> [Task objective]:
Copy each line that has the string "Number" somewhere in it.

> [Record excerpts]:
|---|

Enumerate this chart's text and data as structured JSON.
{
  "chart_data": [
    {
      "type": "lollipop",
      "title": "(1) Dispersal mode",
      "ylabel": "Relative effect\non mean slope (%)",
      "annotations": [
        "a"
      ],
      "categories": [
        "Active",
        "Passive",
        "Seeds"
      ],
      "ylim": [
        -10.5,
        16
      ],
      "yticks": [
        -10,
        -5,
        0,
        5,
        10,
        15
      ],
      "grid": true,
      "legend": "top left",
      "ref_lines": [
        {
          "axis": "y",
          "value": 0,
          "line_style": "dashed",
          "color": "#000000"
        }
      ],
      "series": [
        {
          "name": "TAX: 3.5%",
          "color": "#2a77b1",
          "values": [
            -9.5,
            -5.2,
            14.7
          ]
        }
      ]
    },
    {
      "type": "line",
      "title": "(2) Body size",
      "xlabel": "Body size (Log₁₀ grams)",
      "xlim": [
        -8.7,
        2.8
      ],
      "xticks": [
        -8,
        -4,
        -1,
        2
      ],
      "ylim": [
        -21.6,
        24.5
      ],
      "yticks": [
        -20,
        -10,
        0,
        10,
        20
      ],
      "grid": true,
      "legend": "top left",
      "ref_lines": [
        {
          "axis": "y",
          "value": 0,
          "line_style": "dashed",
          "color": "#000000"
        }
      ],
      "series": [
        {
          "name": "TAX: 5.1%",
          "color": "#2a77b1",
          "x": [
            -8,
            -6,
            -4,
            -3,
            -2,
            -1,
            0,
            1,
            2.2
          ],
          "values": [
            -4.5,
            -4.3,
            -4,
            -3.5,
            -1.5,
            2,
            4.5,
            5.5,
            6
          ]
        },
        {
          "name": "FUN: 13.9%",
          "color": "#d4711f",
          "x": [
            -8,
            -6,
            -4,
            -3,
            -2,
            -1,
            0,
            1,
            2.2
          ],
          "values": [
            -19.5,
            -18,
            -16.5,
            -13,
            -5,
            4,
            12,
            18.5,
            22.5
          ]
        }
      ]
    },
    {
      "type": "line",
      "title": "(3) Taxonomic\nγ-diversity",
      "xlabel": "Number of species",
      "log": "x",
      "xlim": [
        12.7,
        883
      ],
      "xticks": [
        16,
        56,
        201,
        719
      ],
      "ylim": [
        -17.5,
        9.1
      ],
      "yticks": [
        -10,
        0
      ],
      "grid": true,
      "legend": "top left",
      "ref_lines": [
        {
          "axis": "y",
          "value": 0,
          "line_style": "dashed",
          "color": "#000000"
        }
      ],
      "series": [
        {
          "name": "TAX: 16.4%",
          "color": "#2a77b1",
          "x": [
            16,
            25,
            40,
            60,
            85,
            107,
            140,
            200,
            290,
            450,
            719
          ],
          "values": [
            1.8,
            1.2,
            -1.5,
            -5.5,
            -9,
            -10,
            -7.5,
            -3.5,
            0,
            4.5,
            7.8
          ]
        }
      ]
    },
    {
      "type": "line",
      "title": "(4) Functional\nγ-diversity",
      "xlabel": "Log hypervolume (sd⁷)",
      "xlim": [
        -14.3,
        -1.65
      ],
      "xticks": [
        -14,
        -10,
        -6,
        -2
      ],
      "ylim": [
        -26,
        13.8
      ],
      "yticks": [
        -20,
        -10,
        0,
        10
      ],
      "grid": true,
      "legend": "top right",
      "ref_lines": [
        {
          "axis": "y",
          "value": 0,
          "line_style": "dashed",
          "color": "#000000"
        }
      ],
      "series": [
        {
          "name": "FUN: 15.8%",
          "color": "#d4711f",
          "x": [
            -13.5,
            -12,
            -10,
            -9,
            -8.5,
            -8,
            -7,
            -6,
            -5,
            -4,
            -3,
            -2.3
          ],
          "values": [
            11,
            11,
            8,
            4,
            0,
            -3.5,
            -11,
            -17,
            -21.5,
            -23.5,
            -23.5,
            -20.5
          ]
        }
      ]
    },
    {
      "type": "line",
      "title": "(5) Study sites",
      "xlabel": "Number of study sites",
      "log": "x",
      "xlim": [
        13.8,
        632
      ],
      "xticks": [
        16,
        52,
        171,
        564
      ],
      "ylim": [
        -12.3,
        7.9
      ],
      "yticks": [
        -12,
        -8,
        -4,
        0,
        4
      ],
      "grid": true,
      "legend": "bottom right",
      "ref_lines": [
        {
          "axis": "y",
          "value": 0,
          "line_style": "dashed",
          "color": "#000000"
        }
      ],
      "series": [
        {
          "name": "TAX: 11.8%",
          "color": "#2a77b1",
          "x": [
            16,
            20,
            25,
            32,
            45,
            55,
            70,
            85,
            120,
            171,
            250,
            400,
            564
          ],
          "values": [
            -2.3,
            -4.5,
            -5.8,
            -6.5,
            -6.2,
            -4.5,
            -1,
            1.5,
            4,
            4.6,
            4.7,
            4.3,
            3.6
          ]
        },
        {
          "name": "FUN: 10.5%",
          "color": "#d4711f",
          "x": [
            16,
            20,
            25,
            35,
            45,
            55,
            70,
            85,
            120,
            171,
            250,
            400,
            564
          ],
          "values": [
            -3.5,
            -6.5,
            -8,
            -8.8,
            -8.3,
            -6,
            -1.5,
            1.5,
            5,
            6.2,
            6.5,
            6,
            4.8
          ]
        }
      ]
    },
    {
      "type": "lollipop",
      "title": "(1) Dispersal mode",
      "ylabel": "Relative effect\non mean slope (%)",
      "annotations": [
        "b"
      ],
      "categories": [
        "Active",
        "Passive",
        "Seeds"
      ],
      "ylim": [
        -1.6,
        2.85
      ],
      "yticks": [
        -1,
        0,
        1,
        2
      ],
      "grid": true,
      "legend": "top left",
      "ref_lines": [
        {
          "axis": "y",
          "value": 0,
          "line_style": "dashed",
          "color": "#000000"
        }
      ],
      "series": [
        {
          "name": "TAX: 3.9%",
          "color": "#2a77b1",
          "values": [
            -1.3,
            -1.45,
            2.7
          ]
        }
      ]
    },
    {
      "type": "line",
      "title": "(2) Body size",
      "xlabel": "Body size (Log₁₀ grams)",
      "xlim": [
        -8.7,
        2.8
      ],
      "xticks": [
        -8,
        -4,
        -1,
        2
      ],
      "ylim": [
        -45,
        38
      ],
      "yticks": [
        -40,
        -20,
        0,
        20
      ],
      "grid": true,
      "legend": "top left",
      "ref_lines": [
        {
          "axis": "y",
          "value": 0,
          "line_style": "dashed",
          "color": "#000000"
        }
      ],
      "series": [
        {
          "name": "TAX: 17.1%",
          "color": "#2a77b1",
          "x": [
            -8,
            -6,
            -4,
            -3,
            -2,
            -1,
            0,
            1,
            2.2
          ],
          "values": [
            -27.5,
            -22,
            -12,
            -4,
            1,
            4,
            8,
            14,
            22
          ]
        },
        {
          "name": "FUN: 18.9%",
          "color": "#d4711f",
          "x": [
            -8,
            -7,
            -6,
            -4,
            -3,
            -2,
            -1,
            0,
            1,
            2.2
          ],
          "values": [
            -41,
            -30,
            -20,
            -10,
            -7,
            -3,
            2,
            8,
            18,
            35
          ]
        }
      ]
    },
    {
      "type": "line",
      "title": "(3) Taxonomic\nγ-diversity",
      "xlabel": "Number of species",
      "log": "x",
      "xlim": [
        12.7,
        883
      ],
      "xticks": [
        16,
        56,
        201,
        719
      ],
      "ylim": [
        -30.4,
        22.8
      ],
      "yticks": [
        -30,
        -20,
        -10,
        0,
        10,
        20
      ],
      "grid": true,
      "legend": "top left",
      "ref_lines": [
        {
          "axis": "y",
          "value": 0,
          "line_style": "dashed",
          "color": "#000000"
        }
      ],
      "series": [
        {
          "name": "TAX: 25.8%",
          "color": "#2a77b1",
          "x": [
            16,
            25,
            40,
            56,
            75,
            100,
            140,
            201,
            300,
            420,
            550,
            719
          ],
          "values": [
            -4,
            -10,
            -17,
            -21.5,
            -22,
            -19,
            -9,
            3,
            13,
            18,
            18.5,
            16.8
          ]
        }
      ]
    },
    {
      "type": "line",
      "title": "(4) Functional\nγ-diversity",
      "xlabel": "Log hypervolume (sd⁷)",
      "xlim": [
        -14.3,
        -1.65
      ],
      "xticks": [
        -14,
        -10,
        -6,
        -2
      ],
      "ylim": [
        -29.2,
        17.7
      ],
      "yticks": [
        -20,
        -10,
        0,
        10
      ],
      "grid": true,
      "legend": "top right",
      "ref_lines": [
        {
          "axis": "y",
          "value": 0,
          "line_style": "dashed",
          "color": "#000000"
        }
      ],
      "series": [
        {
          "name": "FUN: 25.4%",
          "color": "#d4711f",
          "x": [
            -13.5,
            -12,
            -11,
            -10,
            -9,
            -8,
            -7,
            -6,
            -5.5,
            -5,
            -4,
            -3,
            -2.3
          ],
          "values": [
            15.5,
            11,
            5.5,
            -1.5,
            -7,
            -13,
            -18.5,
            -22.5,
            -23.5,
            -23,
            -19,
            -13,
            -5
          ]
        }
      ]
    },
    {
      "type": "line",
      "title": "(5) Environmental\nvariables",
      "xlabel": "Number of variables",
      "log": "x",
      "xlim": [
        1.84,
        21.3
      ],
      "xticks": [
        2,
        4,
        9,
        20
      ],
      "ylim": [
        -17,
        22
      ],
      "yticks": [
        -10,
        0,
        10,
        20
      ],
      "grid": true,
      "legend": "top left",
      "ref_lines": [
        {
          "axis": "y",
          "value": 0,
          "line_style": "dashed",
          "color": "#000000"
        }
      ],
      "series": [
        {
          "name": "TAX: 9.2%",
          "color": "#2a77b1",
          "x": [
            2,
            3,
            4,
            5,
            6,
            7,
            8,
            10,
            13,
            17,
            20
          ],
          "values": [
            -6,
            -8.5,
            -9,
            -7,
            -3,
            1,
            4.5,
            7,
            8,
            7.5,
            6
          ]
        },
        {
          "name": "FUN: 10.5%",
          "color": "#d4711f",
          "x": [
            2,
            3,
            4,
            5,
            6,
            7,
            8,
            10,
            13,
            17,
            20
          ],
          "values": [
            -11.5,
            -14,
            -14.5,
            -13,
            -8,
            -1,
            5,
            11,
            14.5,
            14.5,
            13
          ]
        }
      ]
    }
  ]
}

|---|

> [Completed task]:
      "xlabel": "Number of species",
      "xlabel": "Number of study sites",
      "xlabel": "Number of species",
      "xlabel": "Number of variables",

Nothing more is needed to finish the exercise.